[DATA FOR THE TASK Boundary: Start]
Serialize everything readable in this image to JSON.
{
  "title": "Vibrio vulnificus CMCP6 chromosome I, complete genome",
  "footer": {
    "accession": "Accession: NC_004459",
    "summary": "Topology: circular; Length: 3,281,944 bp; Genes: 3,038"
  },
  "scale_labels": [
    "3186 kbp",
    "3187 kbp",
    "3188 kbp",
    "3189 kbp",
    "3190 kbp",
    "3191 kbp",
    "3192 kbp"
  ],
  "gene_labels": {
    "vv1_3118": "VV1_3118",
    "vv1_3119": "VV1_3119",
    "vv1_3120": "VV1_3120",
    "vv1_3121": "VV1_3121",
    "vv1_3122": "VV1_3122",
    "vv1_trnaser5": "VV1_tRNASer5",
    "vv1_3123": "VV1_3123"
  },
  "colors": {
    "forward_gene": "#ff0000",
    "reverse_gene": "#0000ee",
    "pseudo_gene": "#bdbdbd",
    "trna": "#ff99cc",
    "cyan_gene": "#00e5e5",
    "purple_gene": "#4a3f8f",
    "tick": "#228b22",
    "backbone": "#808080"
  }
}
[DATA FOR THE TASK Boundary: End]
— INSTRUCTIONS FOR THE TASK —
Reproduce every record above exactly.

— EXERCISE OUTPUT —
Serialize everything readable in this image to JSON.
{
  "title": "Vibrio vulnificus CMCP6 chromosome I, complete genome",
  "footer": {
    "accession": "Accession: NC_004459",
    "summary": "Topology: circular; Length: 3,281,944 bp; Genes: 3,038"
  },
  "scale_labels": [
    "3186 kbp",
    "3187 kbp",
    "3188 kbp",
    "3189 kbp",
    "3190 kbp",
    "3191 kbp",
    "3192 kbp"
  ],
  "gene_labels": {
    "vv1_3118": "VV1_3118",
    "vv1_3119": "VV1_3119",
    "vv1_3120": "VV1_3120",
    "vv1_3121": "VV1_3121",
    "vv1_3122": "VV1_3122",
    "vv1_trnaser5": "VV1_tRNASer5",
    "vv1_3123": "VV1_3123"
  },
  "colors": {
    "forward_gene": "#ff0000",
    "reverse_gene": "#0000ee",
    "pseudo_gene": "#bdbdbd",
    "trna": "#ff99cc",
    "cyan_gene": "#00e5e5",
    "purple_gene": "#4a3f8f",
    "tick": "#228b22",
    "backbone": "#808080"
  }
}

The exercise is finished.